Dataset entries on figures
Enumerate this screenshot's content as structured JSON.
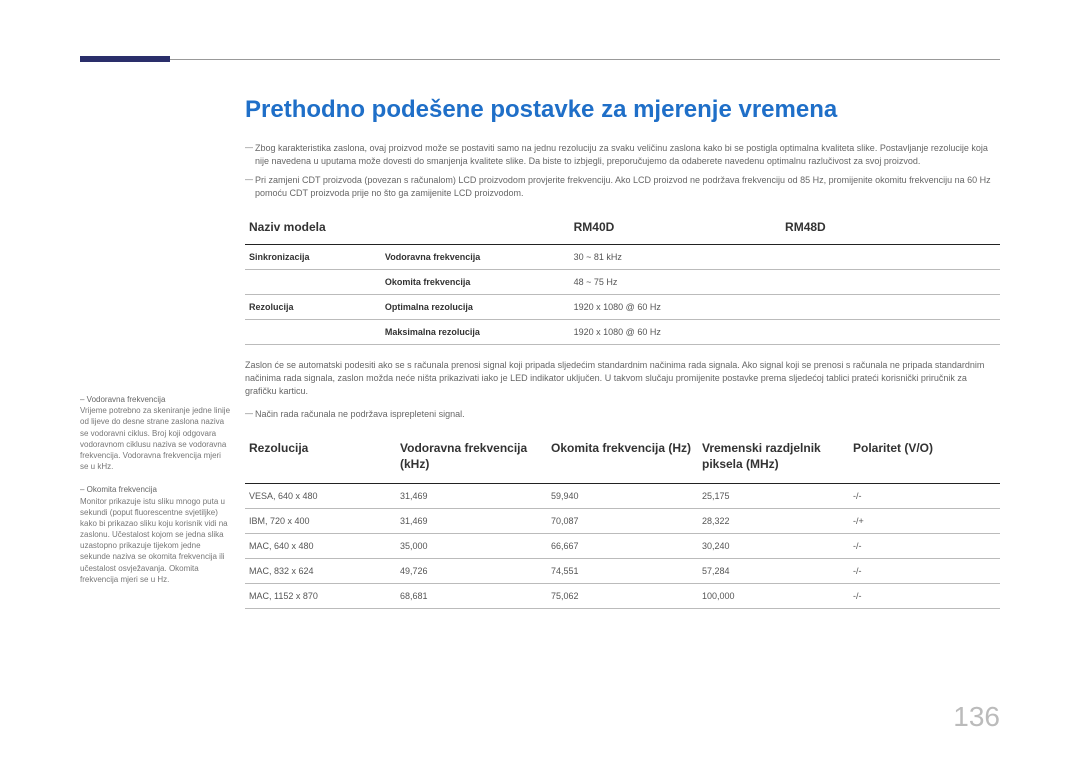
{
  "heading": "Prethodno podešene postavke za mjerenje vremena",
  "notes_top": [
    "Zbog karakteristika zaslona, ovaj proizvod može se postaviti samo na jednu rezoluciju za svaku veličinu zaslona kako bi se postigla optimalna kvaliteta slike. Postavljanje rezolucije koja nije navedena u uputama može dovesti do smanjenja kvalitete slike. Da biste to izbjegli, preporučujemo da odaberete navedenu optimalnu razlučivost za svoj proizvod.",
    "Pri zamjeni CDT proizvoda (povezan s računalom) LCD proizvodom provjerite frekvenciju. Ako LCD proizvod ne podržava frekvenciju od 85 Hz, promijenite okomitu frekvenciju na 60 Hz pomoću CDT proizvoda prije no što ga zamijenite LCD proizvodom."
  ],
  "table1": {
    "headers": [
      "Naziv modela",
      "",
      "RM40D",
      "RM48D"
    ],
    "rows": [
      [
        "Sinkronizacija",
        "Vodoravna frekvencija",
        "30 ~ 81 kHz",
        ""
      ],
      [
        "",
        "Okomita frekvencija",
        "48 ~ 75 Hz",
        ""
      ],
      [
        "Rezolucija",
        "Optimalna rezolucija",
        "1920 x 1080 @ 60 Hz",
        ""
      ],
      [
        "",
        "Maksimalna rezolucija",
        "1920 x 1080 @ 60 Hz",
        ""
      ]
    ]
  },
  "mid_paragraph": "Zaslon će se automatski podesiti ako se s računala prenosi signal koji pripada sljedećim standardnim načinima rada signala. Ako signal koji se prenosi s računala ne pripada standardnim načinima rada signala, zaslon možda neće ništa prikazivati iako je LED indikator uključen. U takvom slučaju promijenite postavke prema sljedećoj tablici prateći korisnički priručnik za grafičku karticu.",
  "mid_note": "Način rada računala ne podržava isprepleteni signal.",
  "table2": {
    "headers": [
      "Rezolucija",
      "Vodoravna frekvencija (kHz)",
      "Okomita frekvencija (Hz)",
      "Vremenski razdjelnik piksela (MHz)",
      "Polaritet (V/O)"
    ],
    "rows": [
      [
        "VESA, 640 x 480",
        "31,469",
        "59,940",
        "25,175",
        "-/-"
      ],
      [
        "IBM, 720 x 400",
        "31,469",
        "70,087",
        "28,322",
        "-/+"
      ],
      [
        "MAC, 640 x 480",
        "35,000",
        "66,667",
        "30,240",
        "-/-"
      ],
      [
        "MAC, 832 x 624",
        "49,726",
        "74,551",
        "57,284",
        "-/-"
      ],
      [
        "MAC, 1152 x 870",
        "68,681",
        "75,062",
        "100,000",
        "-/-"
      ]
    ]
  },
  "sidebar": [
    {
      "title": "Vodoravna frekvencija",
      "body": "Vrijeme potrebno za skeniranje jedne linije od lijeve do desne strane zaslona naziva se vodoravni ciklus. Broj koji odgovara vodoravnom ciklusu naziva se vodoravna frekvencija. Vodoravna frekvencija mjeri se u kHz."
    },
    {
      "title": "Okomita frekvencija",
      "body": "Monitor prikazuje istu sliku mnogo puta u sekundi (poput fluorescentne svjetiljke) kako bi prikazao sliku koju korisnik vidi na zaslonu. Učestalost kojom se jedna slika uzastopno prikazuje tijekom jedne sekunde naziva se okomita frekvencija ili učestalost osvježavanja. Okomita frekvencija mjeri se u Hz."
    }
  ],
  "page_number": "136"
}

Goal> Copy every line in the listing above where the string "body" turns up.

Result of this exercise>
      "body": "Vrijeme potrebno za skeniranje jedne linije od lijeve do desne strane zaslona naziva se vodoravni ciklus. Broj koji odgovara vodoravnom ciklusu naziva se vodoravna frekvencija. Vodoravna frekvencija mjeri se u kHz."
      "body": "Monitor prikazuje istu sliku mnogo puta u sekundi (poput fluorescentne svjetiljke) kako bi prikazao sliku koju korisnik vidi na zaslonu. Učestalost kojom se jedna slika uzastopno prikazuje tijekom jedne sekunde naziva se okomita frekvencija ili učestalost osvježavanja. Okomita frekvencija mjeri se u Hz."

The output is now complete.